Entries taken from a collection
_ _ _

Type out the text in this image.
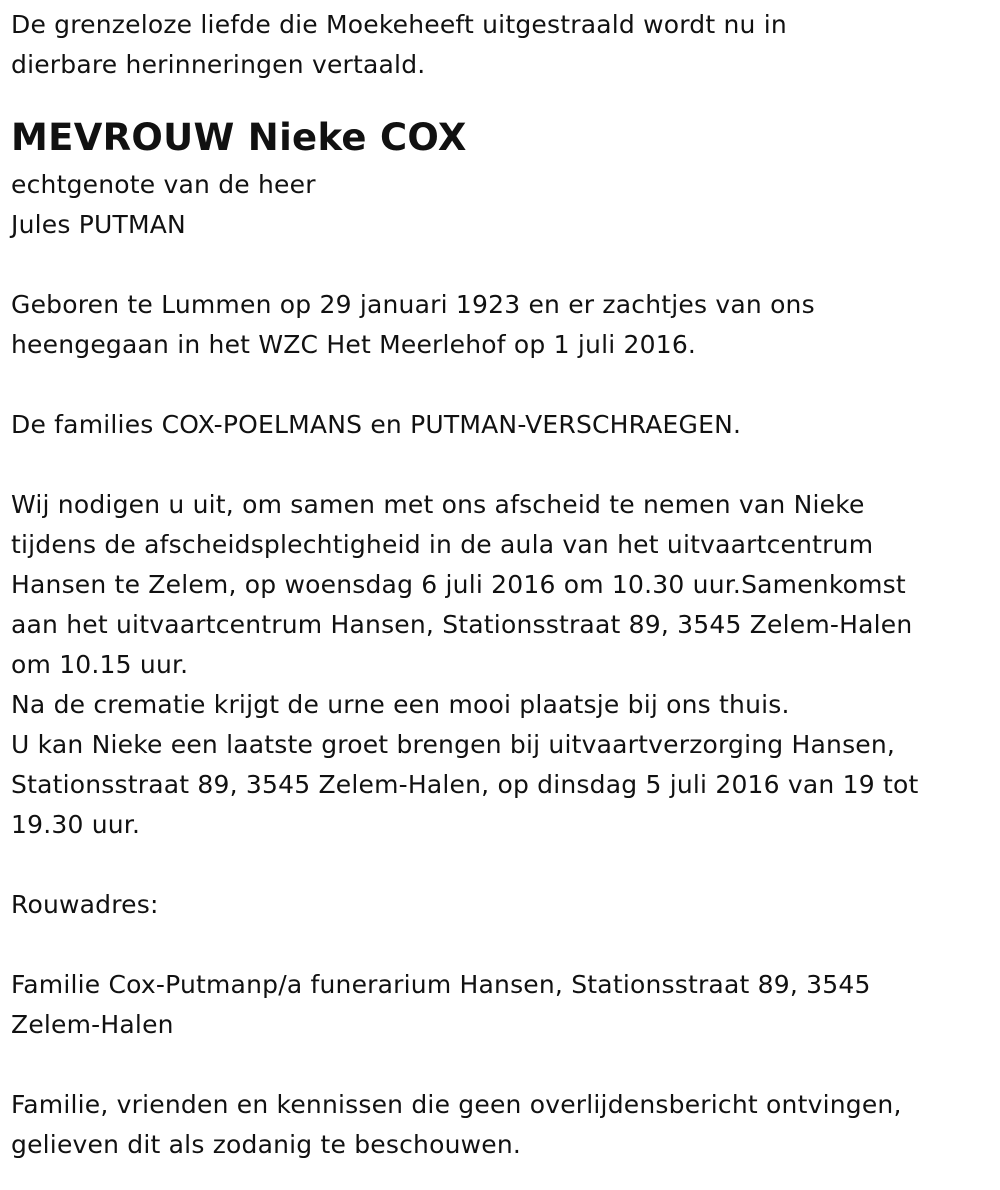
De grenzeloze liefde die Moekeheeft uitgestraald wordt nu in
dierbare herinneringen vertaald.

MEVROUW Nieke COX

echtgenote van de heer
Jules PUTMAN

Geboren te Lummen op 29 januari 1923 en er zachtjes van ons
heengegaan in het WZC Het Meerlehof op 1 juli 2016.

De families COX-POELMANS en PUTMAN-VERSCHRAEGEN.

Wij nodigen u uit, om samen met ons afscheid te nemen van Nieke
tijdens de afscheidsplechtigheid in de aula van het uitvaartcentrum
Hansen te Zelem, op woensdag 6 juli 2016 om 10.30 uur.Samenkomst
aan het uitvaartcentrum Hansen, Stationsstraat 89, 3545 Zelem-Halen
om 10.15 uur.
Na de crematie krijgt de urne een mooi plaatsje bij ons thuis.
U kan Nieke een laatste groet brengen bij uitvaartverzorging Hansen,
Stationsstraat 89, 3545 Zelem-Halen, op dinsdag 5 juli 2016 van 19 tot
19.30 uur.

Rouwadres:

Familie Cox-Putmanp/a funerarium Hansen, Stationsstraat 89, 3545
Zelem-Halen

Familie, vrienden en kennissen die geen overlijdensbericht ontvingen,
gelieven dit als zodanig te beschouwen.
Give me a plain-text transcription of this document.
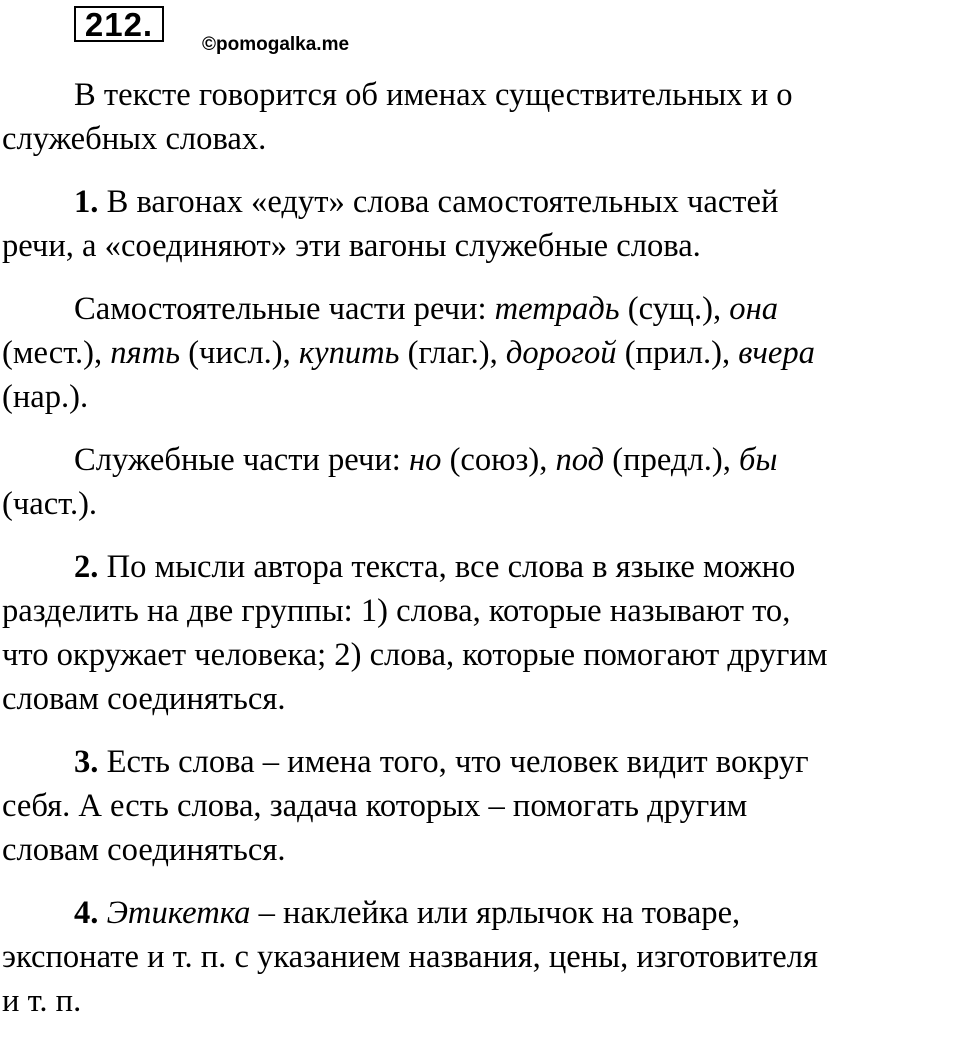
212.
©pomogalka.me

В тексте говорится об именах существительных и о
служебных словах.

1. В вагонах «едут» слова самостоятельных частей
речи, а «соединяют» эти вагоны служебные слова.

Самостоятельные части речи: тетрадь (сущ.), она
(мест.), пять (числ.), купить (глаг.), дорогой (прил.), вчера
(нар.).

Служебные части речи: но (союз), под (предл.), бы
(част.).

2. По мысли автора текста, все слова в языке можно
разделить на две группы: 1) слова, которые называют то,
что окружает человека; 2) слова, которые помогают другим
словам соединяться.

3. Есть слова – имена того, что человек видит вокруг
себя. А есть слова, задача которых – помогать другим
словам соединяться.

4. Этикетка – наклейка или ярлычок на товаре,
экспонате и т. п. с указанием названия, цены, изготовителя
и т. п.
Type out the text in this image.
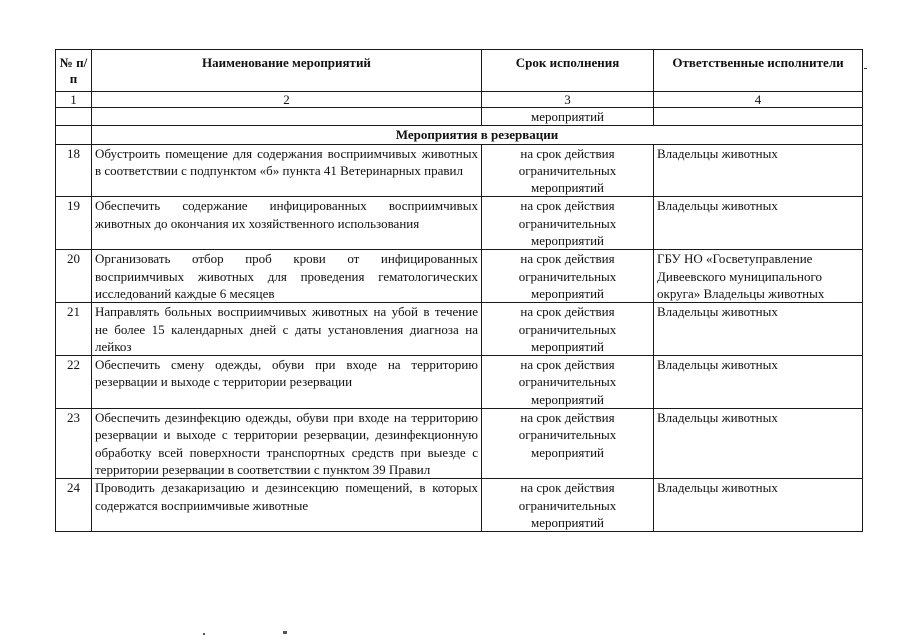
№ п/п	Наименование мероприятий	Срок исполнения	Ответственные исполнители
1	2	3	4
		мероприятий	
	Мероприятия в резервации		
18	Обустроить помещение для содержания восприимчивых животных в соответствии с подпунктом «б» пункта 41 Ветеринарных правил	на срок действия ограничительных мероприятий	Владельцы животных
19	Обеспечить содержание инфицированных восприимчивых животных до окончания их хозяйственного использования	на срок действия ограничительных мероприятий	Владельцы животных
20	Организовать отбор проб крови от инфицированных восприимчивых животных для проведения гематологических исследований каждые 6 месяцев	на срок действия ограничительных мероприятий	ГБУ НО «Госветуправление Дивеевского муниципального округа» Владельцы животных
21	Направлять больных восприимчивых животных на убой в течение не более 15 календарных дней с даты установления диагноза на лейкоз	на срок действия ограничительных мероприятий	Владельцы животных
22	Обеспечить смену одежды, обуви при входе на территорию резервации и выходе с территории резервации	на срок действия ограничительных мероприятий	Владельцы животных
23	Обеспечить дезинфекцию одежды, обуви при входе на территорию резервации и выходе с территории резервации, дезинфекционную обработку всей поверхности транспортных средств при выезде с территории резервации в соответствии с пунктом 39 Правил	на срок действия ограничительных мероприятий	Владельцы животных
24	Проводить дезакаризацию и дезинсекцию помещений, в которых содержатся восприимчивые животные	на срок действия ограничительных мероприятий	Владельцы животных
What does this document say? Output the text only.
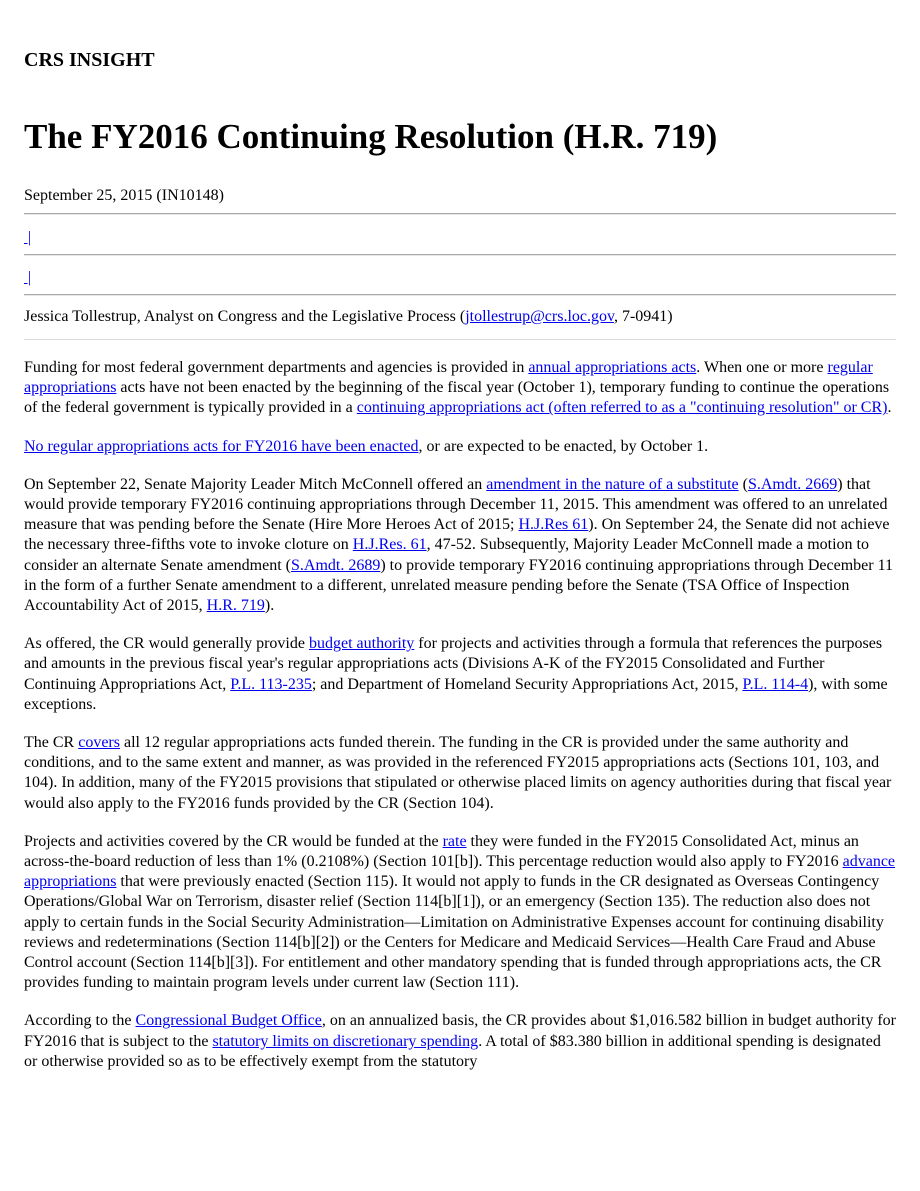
CRS INSIGHT
The FY2016 Continuing Resolution (H.R. 719)
September 25, 2015 (IN10148)
|
|
Jessica Tollestrup, Analyst on Congress and the Legislative Process (jtollestrup@crs.loc.gov, 7-0941)

Funding for most federal government departments and agencies is provided in annual appropriations acts. When one or more regular appropriations acts have not been enacted by the beginning of the fiscal year (October 1), temporary funding to continue the operations of the federal government is typically provided in a continuing appropriations act (often referred to as a "continuing resolution" or CR).

No regular appropriations acts for FY2016 have been enacted, or are expected to be enacted, by October 1.

On September 22, Senate Majority Leader Mitch McConnell offered an amendment in the nature of a substitute (S.Amdt. 2669) that would provide temporary FY2016 continuing appropriations through December 11, 2015. This amendment was offered to an unrelated measure that was pending before the Senate (Hire More Heroes Act of 2015; H.J.Res 61). On September 24, the Senate did not achieve the necessary three-fifths vote to invoke cloture on H.J.Res. 61, 47-52. Subsequently, Majority Leader McConnell made a motion to consider an alternate Senate amendment (S.Amdt. 2689) to provide temporary FY2016 continuing appropriations through December 11 in the form of a further Senate amendment to a different, unrelated measure pending before the Senate (TSA Office of Inspection Accountability Act of 2015, H.R. 719).

As offered, the CR would generally provide budget authority for projects and activities through a formula that references the purposes and amounts in the previous fiscal year's regular appropriations acts (Divisions A-K of the FY2015 Consolidated and Further Continuing Appropriations Act, P.L. 113-235; and Department of Homeland Security Appropriations Act, 2015, P.L. 114-4), with some exceptions.

The CR covers all 12 regular appropriations acts funded therein. The funding in the CR is provided under the same authority and conditions, and to the same extent and manner, as was provided in the referenced FY2015 appropriations acts (Sections 101, 103, and 104). In addition, many of the FY2015 provisions that stipulated or otherwise placed limits on agency authorities during that fiscal year would also apply to the FY2016 funds provided by the CR (Section 104).

Projects and activities covered by the CR would be funded at the rate they were funded in the FY2015 Consolidated Act, minus an across-the-board reduction of less than 1% (0.2108%) (Section 101[b]). This percentage reduction would also apply to FY2016 advance appropriations that were previously enacted (Section 115). It would not apply to funds in the CR designated as Overseas Contingency Operations/Global War on Terrorism, disaster relief (Section 114[b][1]), or an emergency (Section 135). The reduction also does not apply to certain funds in the Social Security Administration—Limitation on Administrative Expenses account for continuing disability reviews and redeterminations (Section 114[b][2]) or the Centers for Medicare and Medicaid Services—Health Care Fraud and Abuse Control account (Section 114[b][3]). For entitlement and other mandatory spending that is funded through appropriations acts, the CR provides funding to maintain program levels under current law (Section 111).

According to the Congressional Budget Office, on an annualized basis, the CR provides about $1,016.582 billion in budget authority for FY2016 that is subject to the statutory limits on discretionary spending. A total of $83.380 billion in additional spending is designated or otherwise provided so as to be effectively exempt from the statutory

_ _ _

> [To do]: Reproduce each entry precisely, dropping only the pictures.

> [Completed exercise]:
Type out the text in this image.
De grenzeloze liefde die Moekeheeft uitgestraald wordt nu in
dierbare herinneringen vertaald.

MEVROUW Nieke COX

echtgenote van de heer
Jules PUTMAN

Geboren te Lummen op 29 januari 1923 en er zachtjes van ons
heengegaan in het WZC Het Meerlehof op 1 juli 2016.

De families COX-POELMANS en PUTMAN-VERSCHRAEGEN.

Wij nodigen u uit, om samen met ons afscheid te nemen van Nieke
tijdens de afscheidsplechtigheid in de aula van het uitvaartcentrum
Hansen te Zelem, op woensdag 6 juli 2016 om 10.30 uur.Samenkomst
aan het uitvaartcentrum Hansen, Stationsstraat 89, 3545 Zelem-Halen
om 10.15 uur.
Na de crematie krijgt de urne een mooi plaatsje bij ons thuis.
U kan Nieke een laatste groet brengen bij uitvaartverzorging Hansen,
Stationsstraat 89, 3545 Zelem-Halen, op dinsdag 5 juli 2016 van 19 tot
19.30 uur.

Rouwadres:

Familie Cox-Putmanp/a funerarium Hansen, Stationsstraat 89, 3545
Zelem-Halen

Familie, vrienden en kennissen die geen overlijdensbericht ontvingen,
gelieven dit als zodanig te beschouwen.
Give me a plain-text transcription of this document.
212.
©pomogalka.me

В тексте говорится об именах существительных и о
служебных словах.

1. В вагонах «едут» слова самостоятельных частей
речи, а «соединяют» эти вагоны служебные слова.

Самостоятельные части речи: тетрадь (сущ.), она
(мест.), пять (числ.), купить (глаг.), дорогой (прил.), вчера
(нар.).

Служебные части речи: но (союз), под (предл.), бы
(част.).

2. По мысли автора текста, все слова в языке можно
разделить на две группы: 1) слова, которые называют то,
что окружает человека; 2) слова, которые помогают другим
словам соединяться.

3. Есть слова – имена того, что человек видит вокруг
себя. А есть слова, задача которых – помогать другим
словам соединяться.

4. Этикетка – наклейка или ярлычок на товаре,
экспонате и т. п. с указанием названия, цены, изготовителя
и т. п.
Type out the text in this image.
№ п/п	Наименование мероприятий	Срок исполнения	Ответственные исполнители
1	2	3	4
		мероприятий	
	Мероприятия в резервации		
18	Обустроить помещение для содержания восприимчивых животных в соответствии с подпунктом «б» пункта 41 Ветеринарных правил	на срок действия ограничительных мероприятий	Владельцы животных
19	Обеспечить содержание инфицированных восприимчивых животных до окончания их хозяйственного использования	на срок действия ограничительных мероприятий	Владельцы животных
20	Организовать отбор проб крови от инфицированных восприимчивых животных для проведения гематологических исследований каждые 6 месяцев	на срок действия ограничительных мероприятий	ГБУ НО «Госветуправление Дивеевского муниципального округа» Владельцы животных
21	Направлять больных восприимчивых животных на убой в течение не более 15 календарных дней с даты установления диагноза на лейкоз	на срок действия ограничительных мероприятий	Владельцы животных
22	Обеспечить смену одежды, обуви при входе на территорию резервации и выходе с территории резервации	на срок действия ограничительных мероприятий	Владельцы животных
23	Обеспечить дезинфекцию одежды, обуви при входе на территорию резервации и выходе с территории резервации, дезинфекционную обработку всей поверхности транспортных средств при выезде с территории резервации в соответствии с пунктом 39 Правил	на срок действия ограничительных мероприятий	Владельцы животных
24	Проводить дезакаризацию и дезинсекцию помещений, в которых содержатся восприимчивые животные	на срок действия ограничительных мероприятий	Владельцы животных
What does this document say? Output the text only.
CRS INSIGHT
The FY2016 Continuing Resolution (H.R. 719)
September 25, 2015 (IN10148)
|
|
Jessica Tollestrup, Analyst on Congress and the Legislative Process (jtollestrup@crs.loc.gov, 7-0941)

Funding for most federal government departments and agencies is provided in annual appropriations acts. When one or more regular appropriations acts have not been enacted by the beginning of the fiscal year (October 1), temporary funding to continue the operations of the federal government is typically provided in a continuing appropriations act (often referred to as a "continuing resolution" or CR).

No regular appropriations acts for FY2016 have been enacted, or are expected to be enacted, by October 1.

On September 22, Senate Majority Leader Mitch McConnell offered an amendment in the nature of a substitute (S.Amdt. 2669) that would provide temporary FY2016 continuing appropriations through December 11, 2015. This amendment was offered to an unrelated measure that was pending before the Senate (Hire More Heroes Act of 2015; H.J.Res 61). On September 24, the Senate did not achieve the necessary three-fifths vote to invoke cloture on H.J.Res. 61, 47-52. Subsequently, Majority Leader McConnell made a motion to consider an alternate Senate amendment (S.Amdt. 2689) to provide temporary FY2016 continuing appropriations through December 11 in the form of a further Senate amendment to a different, unrelated measure pending before the Senate (TSA Office of Inspection Accountability Act of 2015, H.R. 719).

As offered, the CR would generally provide budget authority for projects and activities through a formula that references the purposes and amounts in the previous fiscal year's regular appropriations acts (Divisions A-K of the FY2015 Consolidated and Further Continuing Appropriations Act, P.L. 113-235; and Department of Homeland Security Appropriations Act, 2015, P.L. 114-4), with some exceptions.

The CR covers all 12 regular appropriations acts funded therein. The funding in the CR is provided under the same authority and conditions, and to the same extent and manner, as was provided in the referenced FY2015 appropriations acts (Sections 101, 103, and 104). In addition, many of the FY2015 provisions that stipulated or otherwise placed limits on agency authorities during that fiscal year would also apply to the FY2016 funds provided by the CR (Section 104).

Projects and activities covered by the CR would be funded at the rate they were funded in the FY2015 Consolidated Act, minus an across-the-board reduction of less than 1% (0.2108%) (Section 101[b]). This percentage reduction would also apply to FY2016 advance appropriations that were previously enacted (Section 115). It would not apply to funds in the CR designated as Overseas Contingency Operations/Global War on Terrorism, disaster relief (Section 114[b][1]), or an emergency (Section 135). The reduction also does not apply to certain funds in the Social Security Administration—Limitation on Administrative Expenses account for continuing disability reviews and redeterminations (Section 114[b][2]) or the Centers for Medicare and Medicaid Services—Health Care Fraud and Abuse Control account (Section 114[b][3]). For entitlement and other mandatory spending that is funded through appropriations acts, the CR provides funding to maintain program levels under current law (Section 111).

According to the Congressional Budget Office, on an annualized basis, the CR provides about $1,016.582 billion in budget authority for FY2016 that is subject to the statutory limits on discretionary spending. A total of $83.380 billion in additional spending is designated or otherwise provided so as to be effectively exempt from the statutory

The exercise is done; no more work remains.